**REQUIRED ACTION**. Where a line in the material below has the string "printer", please report it.

**SOURCE RECORDS**.
§

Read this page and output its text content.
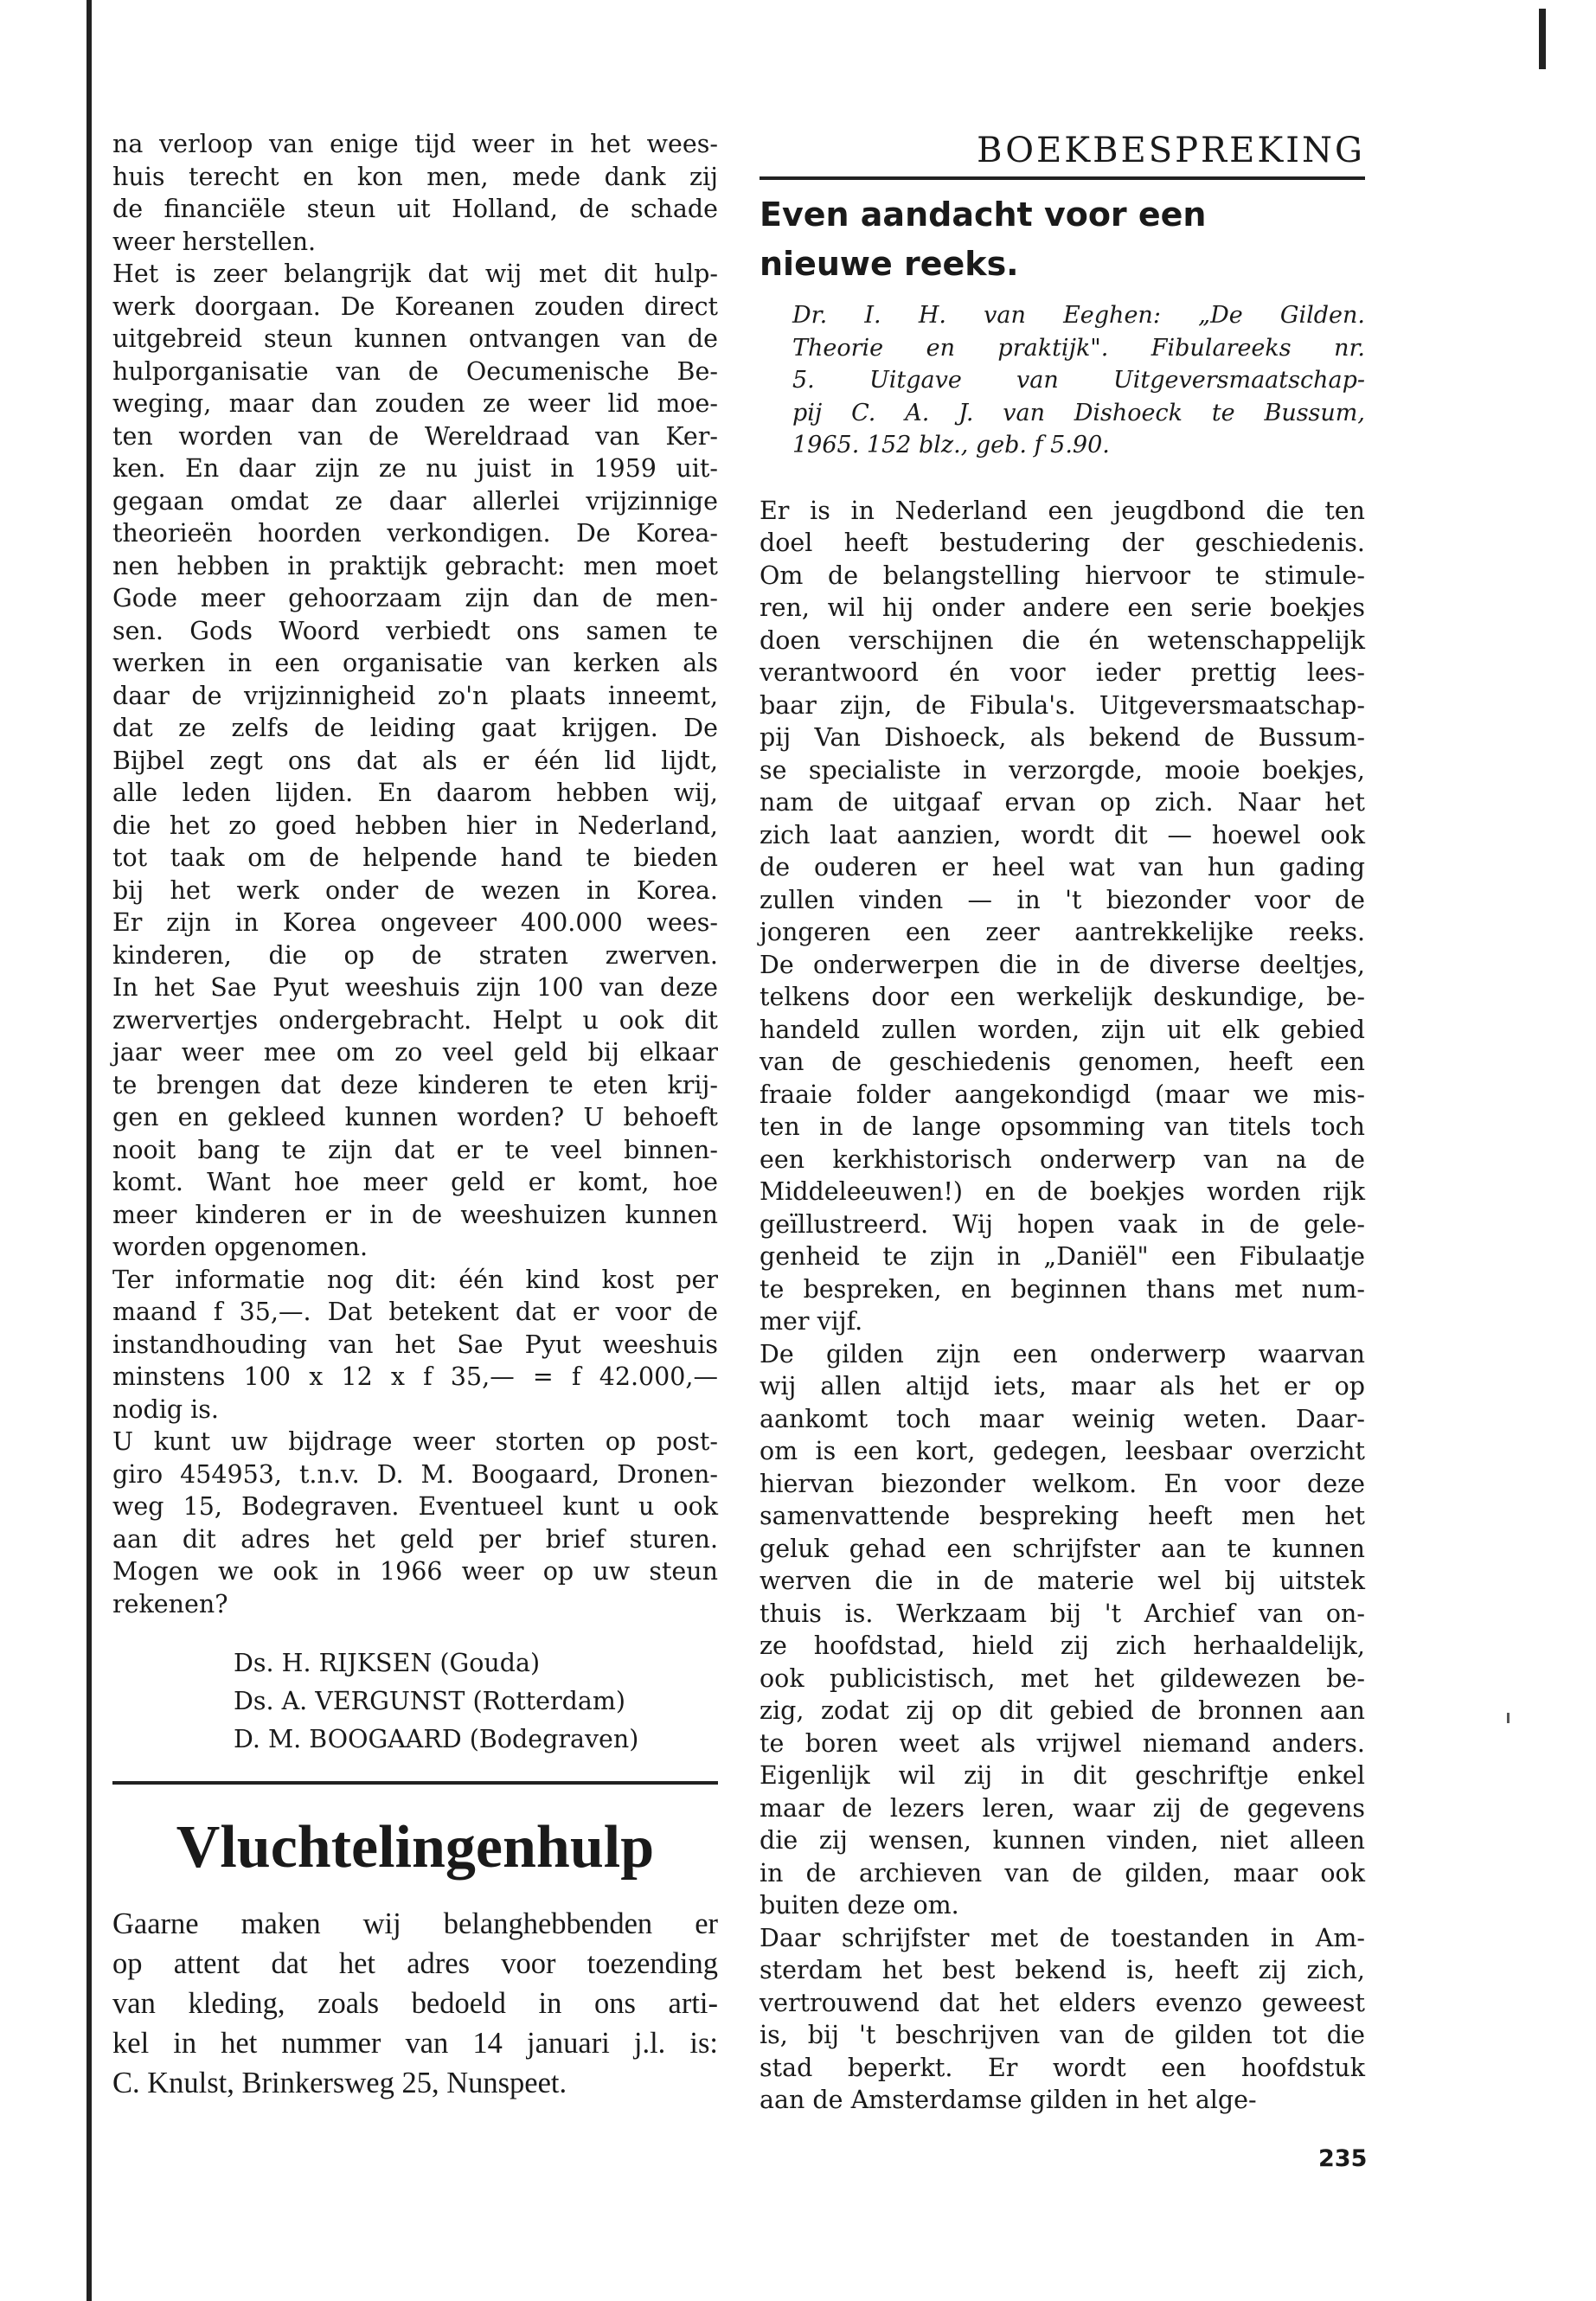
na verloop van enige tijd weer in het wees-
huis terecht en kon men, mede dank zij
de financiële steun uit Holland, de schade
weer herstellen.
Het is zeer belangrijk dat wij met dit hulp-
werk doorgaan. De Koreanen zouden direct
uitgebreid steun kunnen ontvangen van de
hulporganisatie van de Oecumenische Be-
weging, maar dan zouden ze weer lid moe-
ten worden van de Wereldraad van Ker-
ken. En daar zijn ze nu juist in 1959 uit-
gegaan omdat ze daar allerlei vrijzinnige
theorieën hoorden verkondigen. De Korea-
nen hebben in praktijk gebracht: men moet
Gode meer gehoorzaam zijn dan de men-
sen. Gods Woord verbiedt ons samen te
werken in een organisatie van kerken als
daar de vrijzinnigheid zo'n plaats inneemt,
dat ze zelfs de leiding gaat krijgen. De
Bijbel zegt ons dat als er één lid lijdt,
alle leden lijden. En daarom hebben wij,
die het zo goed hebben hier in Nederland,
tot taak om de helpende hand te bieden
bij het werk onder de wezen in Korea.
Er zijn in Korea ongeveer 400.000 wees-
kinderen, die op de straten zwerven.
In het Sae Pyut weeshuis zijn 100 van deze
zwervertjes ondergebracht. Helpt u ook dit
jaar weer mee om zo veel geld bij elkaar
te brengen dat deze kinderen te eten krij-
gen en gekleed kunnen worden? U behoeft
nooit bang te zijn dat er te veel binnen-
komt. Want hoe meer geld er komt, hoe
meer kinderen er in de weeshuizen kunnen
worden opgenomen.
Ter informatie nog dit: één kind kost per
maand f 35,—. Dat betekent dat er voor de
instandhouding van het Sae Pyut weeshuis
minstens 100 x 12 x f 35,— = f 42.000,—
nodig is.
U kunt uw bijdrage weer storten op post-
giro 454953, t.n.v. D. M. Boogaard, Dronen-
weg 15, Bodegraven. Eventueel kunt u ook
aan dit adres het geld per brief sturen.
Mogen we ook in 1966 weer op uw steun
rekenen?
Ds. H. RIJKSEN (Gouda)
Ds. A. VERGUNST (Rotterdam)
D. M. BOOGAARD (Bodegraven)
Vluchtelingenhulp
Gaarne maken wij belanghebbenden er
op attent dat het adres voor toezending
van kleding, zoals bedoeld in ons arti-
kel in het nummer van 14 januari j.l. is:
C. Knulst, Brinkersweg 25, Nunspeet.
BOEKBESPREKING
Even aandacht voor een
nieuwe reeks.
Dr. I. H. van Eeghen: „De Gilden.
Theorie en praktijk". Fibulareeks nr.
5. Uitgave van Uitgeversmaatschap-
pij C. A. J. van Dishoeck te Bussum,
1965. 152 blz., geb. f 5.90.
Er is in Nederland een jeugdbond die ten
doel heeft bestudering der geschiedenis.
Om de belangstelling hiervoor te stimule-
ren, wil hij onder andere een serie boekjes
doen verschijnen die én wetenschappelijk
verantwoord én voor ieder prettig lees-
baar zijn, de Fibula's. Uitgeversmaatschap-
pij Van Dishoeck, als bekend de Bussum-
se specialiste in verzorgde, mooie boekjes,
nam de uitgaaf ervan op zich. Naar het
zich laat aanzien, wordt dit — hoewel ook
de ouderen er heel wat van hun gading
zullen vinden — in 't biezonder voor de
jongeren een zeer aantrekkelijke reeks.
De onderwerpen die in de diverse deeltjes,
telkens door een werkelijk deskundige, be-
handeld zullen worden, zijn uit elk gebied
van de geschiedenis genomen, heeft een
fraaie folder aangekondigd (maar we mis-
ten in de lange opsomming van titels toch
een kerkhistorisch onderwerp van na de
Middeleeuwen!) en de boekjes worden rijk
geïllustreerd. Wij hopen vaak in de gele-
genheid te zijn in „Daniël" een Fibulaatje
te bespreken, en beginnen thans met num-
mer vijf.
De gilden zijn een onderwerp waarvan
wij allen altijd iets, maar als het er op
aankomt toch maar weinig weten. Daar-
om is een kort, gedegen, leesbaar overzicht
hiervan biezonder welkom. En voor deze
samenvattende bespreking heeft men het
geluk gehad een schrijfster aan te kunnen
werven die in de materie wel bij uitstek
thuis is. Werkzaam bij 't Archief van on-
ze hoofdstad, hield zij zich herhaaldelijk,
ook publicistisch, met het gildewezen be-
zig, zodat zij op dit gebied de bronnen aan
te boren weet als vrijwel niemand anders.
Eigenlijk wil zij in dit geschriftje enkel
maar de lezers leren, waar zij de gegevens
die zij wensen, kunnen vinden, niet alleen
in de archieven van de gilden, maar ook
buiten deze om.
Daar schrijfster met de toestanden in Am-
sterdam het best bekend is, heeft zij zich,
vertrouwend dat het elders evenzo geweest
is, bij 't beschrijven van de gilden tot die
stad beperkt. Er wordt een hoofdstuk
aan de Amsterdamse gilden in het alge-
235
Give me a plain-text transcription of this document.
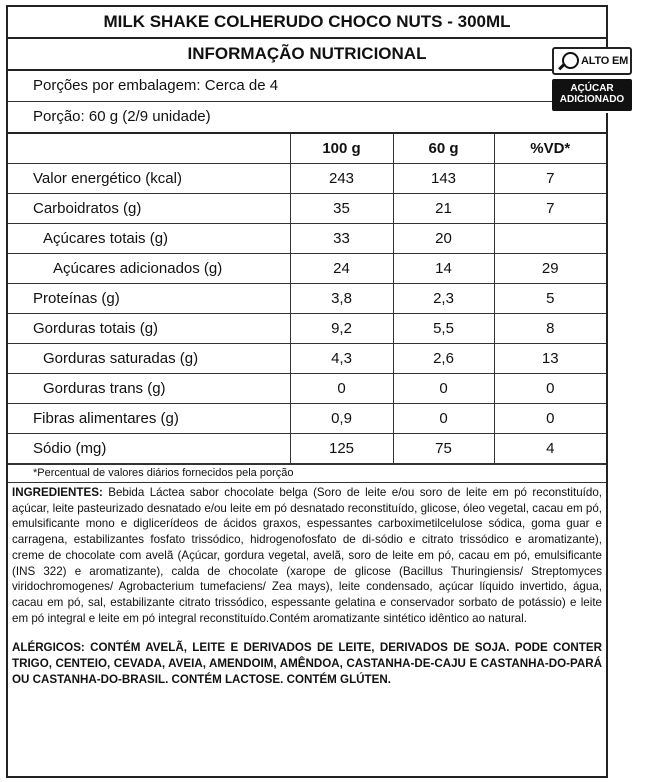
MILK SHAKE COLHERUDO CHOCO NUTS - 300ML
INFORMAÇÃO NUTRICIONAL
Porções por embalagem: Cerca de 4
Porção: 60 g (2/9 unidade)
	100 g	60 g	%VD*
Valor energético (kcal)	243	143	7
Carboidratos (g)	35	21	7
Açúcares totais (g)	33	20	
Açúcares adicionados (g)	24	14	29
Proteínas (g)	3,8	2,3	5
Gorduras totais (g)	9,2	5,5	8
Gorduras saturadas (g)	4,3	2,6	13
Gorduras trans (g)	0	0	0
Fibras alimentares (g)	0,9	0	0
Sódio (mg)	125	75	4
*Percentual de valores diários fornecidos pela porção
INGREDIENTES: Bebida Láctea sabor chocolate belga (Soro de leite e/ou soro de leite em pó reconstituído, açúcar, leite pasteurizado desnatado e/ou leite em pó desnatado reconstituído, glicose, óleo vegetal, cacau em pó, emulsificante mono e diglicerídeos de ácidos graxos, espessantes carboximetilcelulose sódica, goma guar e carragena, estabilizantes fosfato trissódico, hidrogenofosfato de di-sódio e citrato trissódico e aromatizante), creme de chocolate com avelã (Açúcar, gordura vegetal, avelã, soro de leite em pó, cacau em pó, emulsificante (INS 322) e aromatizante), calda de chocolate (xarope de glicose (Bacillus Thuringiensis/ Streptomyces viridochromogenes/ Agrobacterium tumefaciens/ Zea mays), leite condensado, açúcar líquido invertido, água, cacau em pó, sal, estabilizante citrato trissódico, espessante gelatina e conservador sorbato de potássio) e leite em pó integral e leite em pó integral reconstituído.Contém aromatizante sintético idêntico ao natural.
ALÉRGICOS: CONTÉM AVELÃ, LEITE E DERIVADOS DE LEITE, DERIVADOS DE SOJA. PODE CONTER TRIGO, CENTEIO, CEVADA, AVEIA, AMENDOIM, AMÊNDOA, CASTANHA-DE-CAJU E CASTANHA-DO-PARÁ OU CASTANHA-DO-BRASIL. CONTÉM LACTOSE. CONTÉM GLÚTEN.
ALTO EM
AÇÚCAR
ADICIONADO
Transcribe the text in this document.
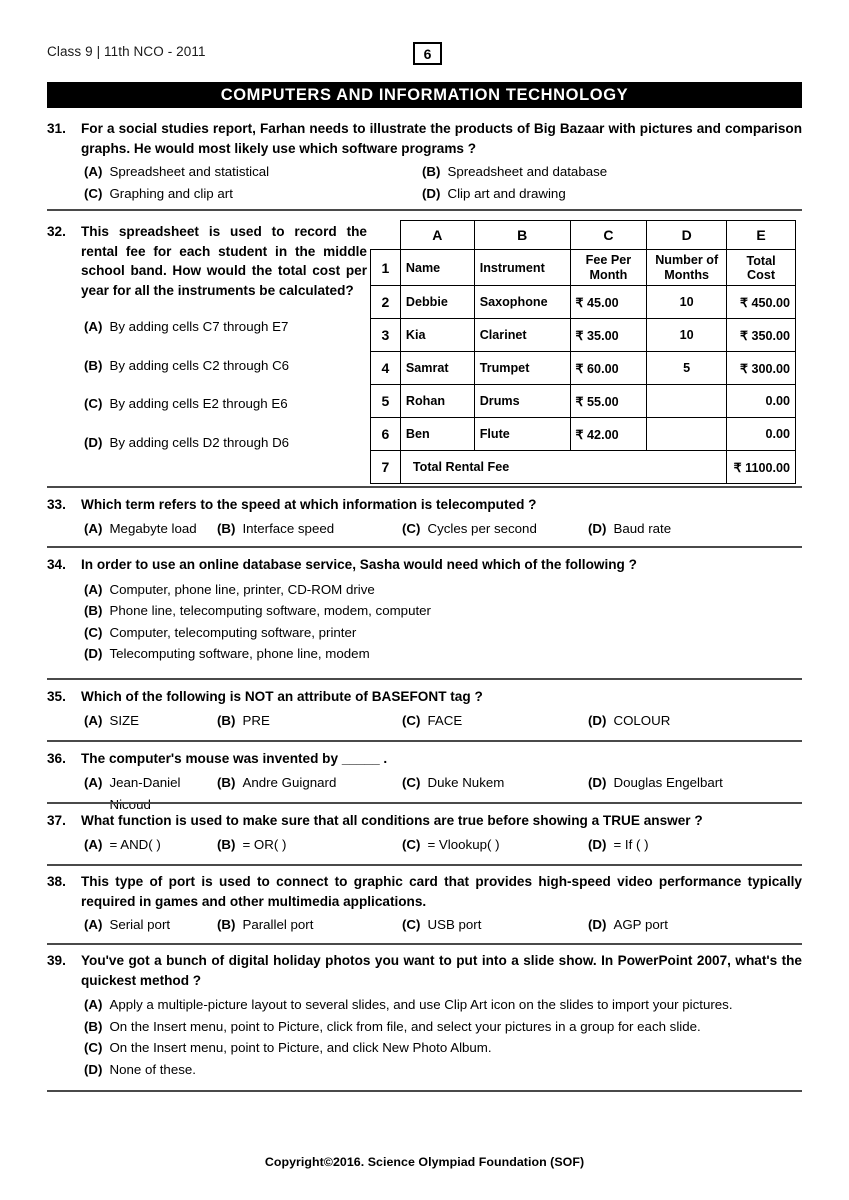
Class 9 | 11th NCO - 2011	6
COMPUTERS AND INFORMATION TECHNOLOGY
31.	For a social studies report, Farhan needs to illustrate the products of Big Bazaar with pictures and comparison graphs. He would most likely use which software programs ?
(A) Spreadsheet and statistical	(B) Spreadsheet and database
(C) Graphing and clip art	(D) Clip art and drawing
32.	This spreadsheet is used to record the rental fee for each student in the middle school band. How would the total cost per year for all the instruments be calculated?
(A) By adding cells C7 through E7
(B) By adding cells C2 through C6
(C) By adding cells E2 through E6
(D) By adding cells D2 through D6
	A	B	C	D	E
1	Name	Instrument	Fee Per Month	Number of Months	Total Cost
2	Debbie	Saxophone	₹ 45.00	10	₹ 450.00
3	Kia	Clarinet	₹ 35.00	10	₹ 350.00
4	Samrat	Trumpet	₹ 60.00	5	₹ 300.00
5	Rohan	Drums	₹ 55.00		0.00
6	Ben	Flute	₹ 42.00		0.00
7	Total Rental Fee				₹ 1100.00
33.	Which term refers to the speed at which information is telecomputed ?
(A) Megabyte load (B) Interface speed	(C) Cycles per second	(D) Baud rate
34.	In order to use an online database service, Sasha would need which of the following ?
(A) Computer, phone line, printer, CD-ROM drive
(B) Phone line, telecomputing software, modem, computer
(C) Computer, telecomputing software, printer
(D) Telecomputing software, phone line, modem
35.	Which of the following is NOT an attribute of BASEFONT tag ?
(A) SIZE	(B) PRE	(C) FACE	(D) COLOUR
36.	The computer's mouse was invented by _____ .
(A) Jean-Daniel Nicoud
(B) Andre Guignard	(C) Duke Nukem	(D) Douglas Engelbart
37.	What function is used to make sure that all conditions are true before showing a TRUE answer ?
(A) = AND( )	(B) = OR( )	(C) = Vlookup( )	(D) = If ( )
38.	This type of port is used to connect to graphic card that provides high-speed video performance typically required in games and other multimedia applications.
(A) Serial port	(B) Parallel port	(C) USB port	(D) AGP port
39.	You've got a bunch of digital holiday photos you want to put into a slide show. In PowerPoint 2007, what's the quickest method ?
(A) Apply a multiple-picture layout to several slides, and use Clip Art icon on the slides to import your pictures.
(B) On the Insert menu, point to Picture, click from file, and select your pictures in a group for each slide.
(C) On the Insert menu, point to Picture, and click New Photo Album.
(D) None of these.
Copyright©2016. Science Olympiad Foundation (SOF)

§

**RESULT OF THE EXERCISE**.
(A) Computer, phone line, printer, CD-ROM drive
(C) Computer, telecomputing software, printer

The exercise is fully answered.